## Goal
Output each entry that follows exactly. Images stay out.
>> Start
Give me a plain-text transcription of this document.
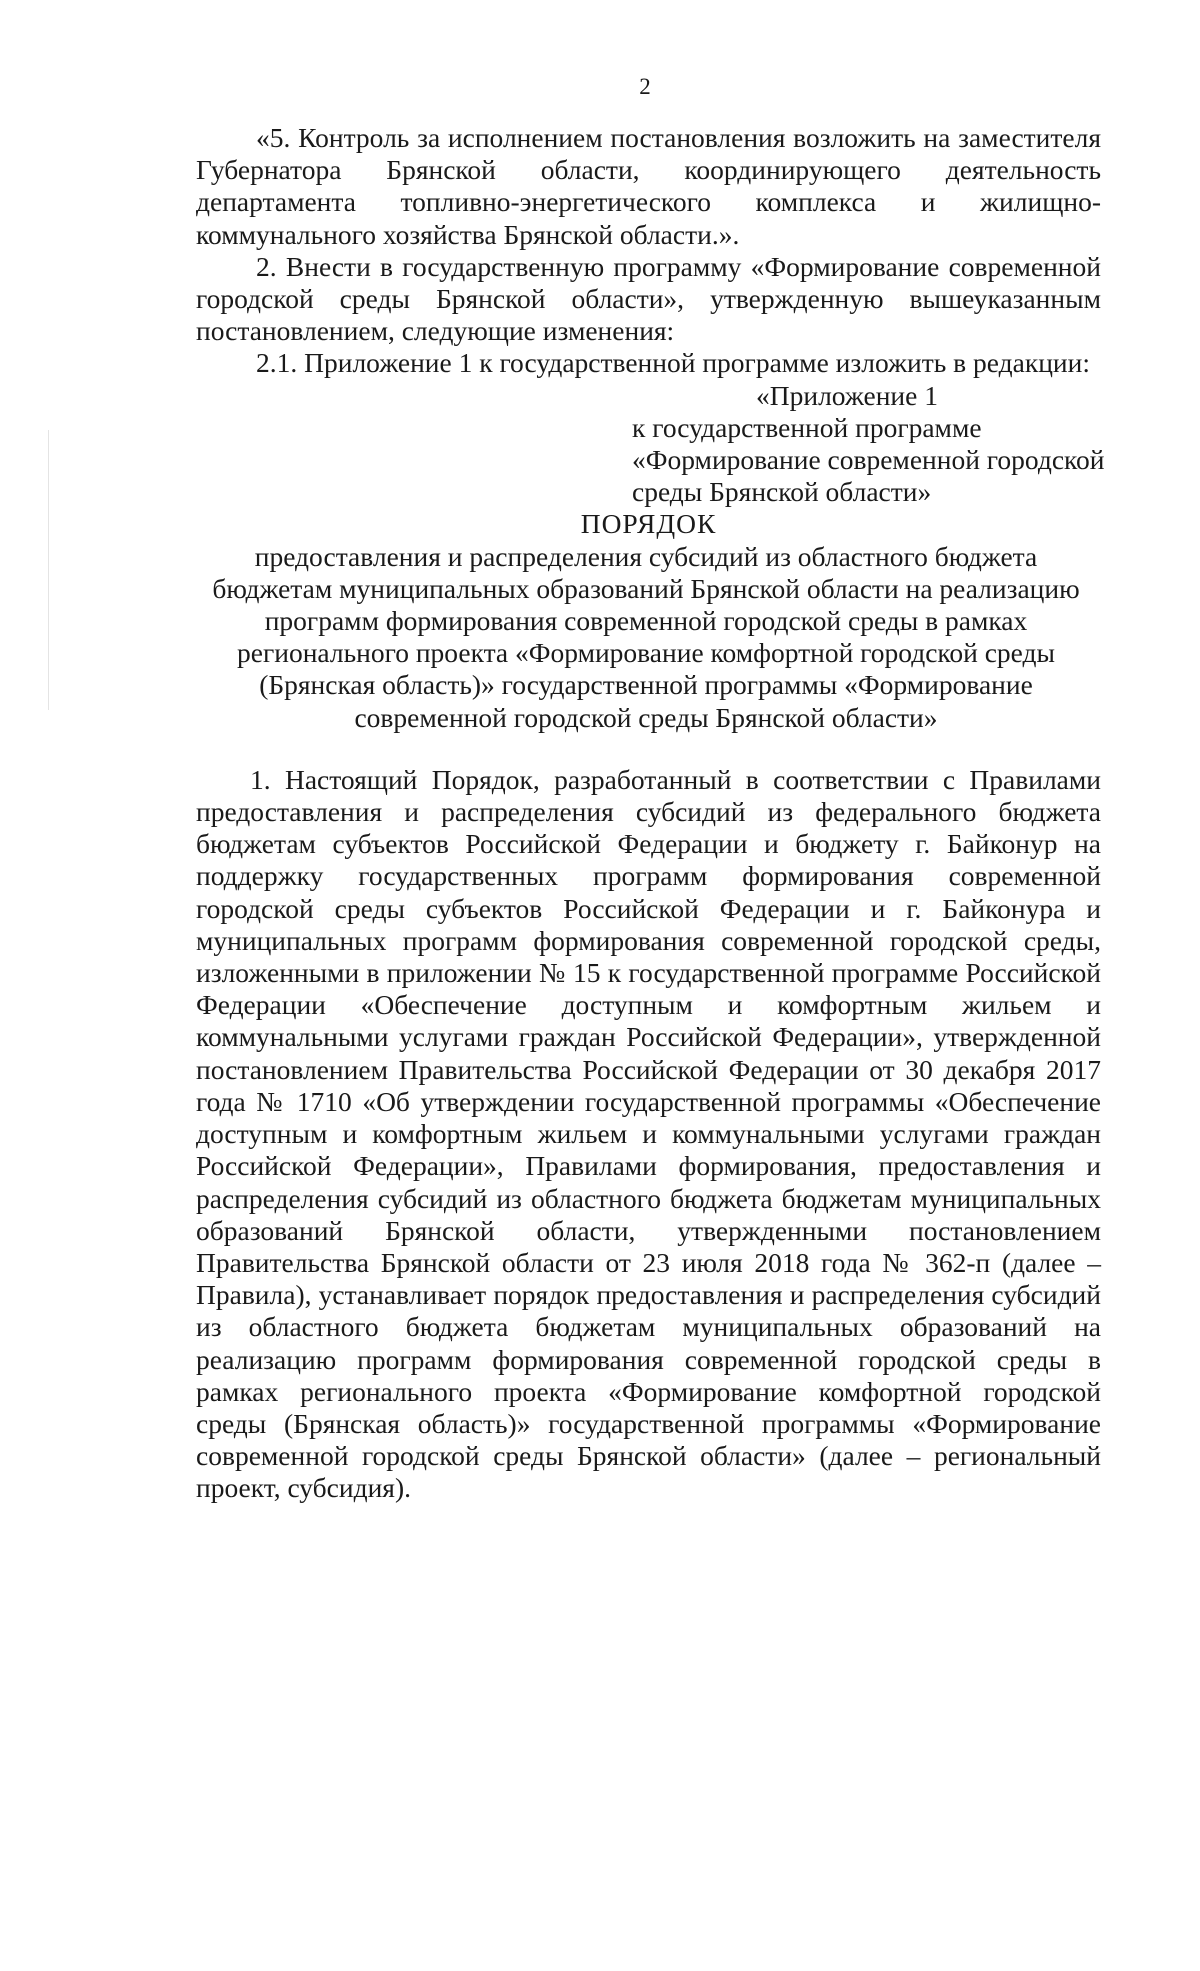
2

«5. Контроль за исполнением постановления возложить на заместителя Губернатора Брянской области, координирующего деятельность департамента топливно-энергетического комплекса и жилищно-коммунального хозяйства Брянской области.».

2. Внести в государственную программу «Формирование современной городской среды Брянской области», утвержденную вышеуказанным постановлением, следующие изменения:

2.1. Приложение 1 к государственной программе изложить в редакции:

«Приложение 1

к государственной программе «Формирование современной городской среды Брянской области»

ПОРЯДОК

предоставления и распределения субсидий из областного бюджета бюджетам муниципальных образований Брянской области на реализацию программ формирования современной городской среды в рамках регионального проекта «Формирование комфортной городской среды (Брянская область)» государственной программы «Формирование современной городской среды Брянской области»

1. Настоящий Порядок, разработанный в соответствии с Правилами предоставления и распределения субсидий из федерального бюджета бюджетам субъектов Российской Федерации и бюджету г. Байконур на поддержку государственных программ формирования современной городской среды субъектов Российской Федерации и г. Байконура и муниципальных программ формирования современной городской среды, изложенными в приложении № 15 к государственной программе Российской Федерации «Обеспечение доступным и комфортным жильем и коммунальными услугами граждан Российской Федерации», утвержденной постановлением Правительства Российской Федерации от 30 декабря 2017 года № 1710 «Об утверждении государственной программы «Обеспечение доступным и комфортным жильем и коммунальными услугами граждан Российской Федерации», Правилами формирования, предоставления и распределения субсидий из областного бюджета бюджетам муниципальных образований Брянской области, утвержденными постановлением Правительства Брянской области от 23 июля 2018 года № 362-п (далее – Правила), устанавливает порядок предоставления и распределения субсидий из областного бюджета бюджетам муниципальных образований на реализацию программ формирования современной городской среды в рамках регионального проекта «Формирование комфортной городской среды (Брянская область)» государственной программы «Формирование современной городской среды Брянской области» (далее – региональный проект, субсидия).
>> End
## Exercise response
Give me a plain-text transcription of this document.
2

«5. Контроль за исполнением постановления возложить на заместителя Губернатора Брянской области, координирующего деятельность департамента топливно-энергетического комплекса и жилищно-коммунального хозяйства Брянской области.».

2. Внести в государственную программу «Формирование современной городской среды Брянской области», утвержденную вышеуказанным постановлением, следующие изменения:

2.1. Приложение 1 к государственной программе изложить в редакции:

«Приложение 1

к государственной программе «Формирование современной городской среды Брянской области»

ПОРЯДОК

предоставления и распределения субсидий из областного бюджета бюджетам муниципальных образований Брянской области на реализацию программ формирования современной городской среды в рамках регионального проекта «Формирование комфортной городской среды (Брянская область)» государственной программы «Формирование современной городской среды Брянской области»

1. Настоящий Порядок, разработанный в соответствии с Правилами предоставления и распределения субсидий из федерального бюджета бюджетам субъектов Российской Федерации и бюджету г. Байконур на поддержку государственных программ формирования современной городской среды субъектов Российской Федерации и г. Байконура и муниципальных программ формирования современной городской среды, изложенными в приложении № 15 к государственной программе Российской Федерации «Обеспечение доступным и комфортным жильем и коммунальными услугами граждан Российской Федерации», утвержденной постановлением Правительства Российской Федерации от 30 декабря 2017 года № 1710 «Об утверждении государственной программы «Обеспечение доступным и комфортным жильем и коммунальными услугами граждан Российской Федерации», Правилами формирования, предоставления и распределения субсидий из областного бюджета бюджетам муниципальных образований Брянской области, утвержденными постановлением Правительства Брянской области от 23 июля 2018 года № 362-п (далее – Правила), устанавливает порядок предоставления и распределения субсидий из областного бюджета бюджетам муниципальных образований на реализацию программ формирования современной городской среды в рамках регионального проекта «Формирование комфортной городской среды (Брянская область)» государственной программы «Формирование современной городской среды Брянской области» (далее – региональный проект, субсидия).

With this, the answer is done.